- **What the exercise asks**
Once the pictures are set aside, transcribe the remaining data exactly.
----
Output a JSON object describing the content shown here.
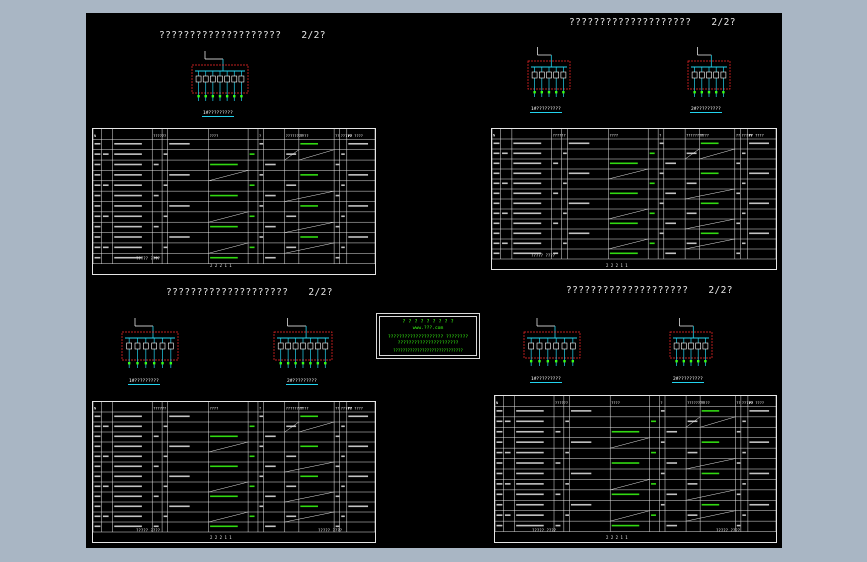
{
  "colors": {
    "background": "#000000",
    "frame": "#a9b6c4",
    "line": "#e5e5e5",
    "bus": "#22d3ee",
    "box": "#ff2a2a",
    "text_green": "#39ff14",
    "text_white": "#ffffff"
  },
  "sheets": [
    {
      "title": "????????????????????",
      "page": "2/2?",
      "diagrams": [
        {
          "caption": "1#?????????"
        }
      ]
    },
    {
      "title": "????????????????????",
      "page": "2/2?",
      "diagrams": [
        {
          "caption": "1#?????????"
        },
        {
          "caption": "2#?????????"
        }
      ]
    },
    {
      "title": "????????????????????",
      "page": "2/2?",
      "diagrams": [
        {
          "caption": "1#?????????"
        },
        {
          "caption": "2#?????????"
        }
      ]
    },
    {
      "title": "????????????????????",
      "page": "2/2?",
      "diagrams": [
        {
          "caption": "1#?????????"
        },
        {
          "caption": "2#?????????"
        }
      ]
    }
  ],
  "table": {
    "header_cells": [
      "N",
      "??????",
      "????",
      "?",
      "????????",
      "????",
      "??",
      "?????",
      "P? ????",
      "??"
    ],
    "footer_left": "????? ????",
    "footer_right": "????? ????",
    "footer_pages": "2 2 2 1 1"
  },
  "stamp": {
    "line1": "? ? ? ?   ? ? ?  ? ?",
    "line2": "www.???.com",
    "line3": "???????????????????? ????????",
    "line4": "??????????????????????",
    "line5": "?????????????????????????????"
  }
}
----
- **Task response**
Output a JSON object describing the content shown here.
{
  "colors": {
    "background": "#000000",
    "frame": "#a9b6c4",
    "line": "#e5e5e5",
    "bus": "#22d3ee",
    "box": "#ff2a2a",
    "text_green": "#39ff14",
    "text_white": "#ffffff"
  },
  "sheets": [
    {
      "title": "????????????????????",
      "page": "2/2?",
      "diagrams": [
        {
          "caption": "1#?????????"
        }
      ]
    },
    {
      "title": "????????????????????",
      "page": "2/2?",
      "diagrams": [
        {
          "caption": "1#?????????"
        },
        {
          "caption": "2#?????????"
        }
      ]
    },
    {
      "title": "????????????????????",
      "page": "2/2?",
      "diagrams": [
        {
          "caption": "1#?????????"
        },
        {
          "caption": "2#?????????"
        }
      ]
    },
    {
      "title": "????????????????????",
      "page": "2/2?",
      "diagrams": [
        {
          "caption": "1#?????????"
        },
        {
          "caption": "2#?????????"
        }
      ]
    }
  ],
  "table": {
    "header_cells": [
      "N",
      "??????",
      "????",
      "?",
      "????????",
      "????",
      "??",
      "?????",
      "P? ????",
      "??"
    ],
    "footer_left": "????? ????",
    "footer_right": "????? ????",
    "footer_pages": "2 2 2 1 1"
  },
  "stamp": {
    "line1": "? ? ? ?   ? ? ?  ? ?",
    "line2": "www.???.com",
    "line3": "???????????????????? ????????",
    "line4": "??????????????????????",
    "line5": "?????????????????????????????"
  }
}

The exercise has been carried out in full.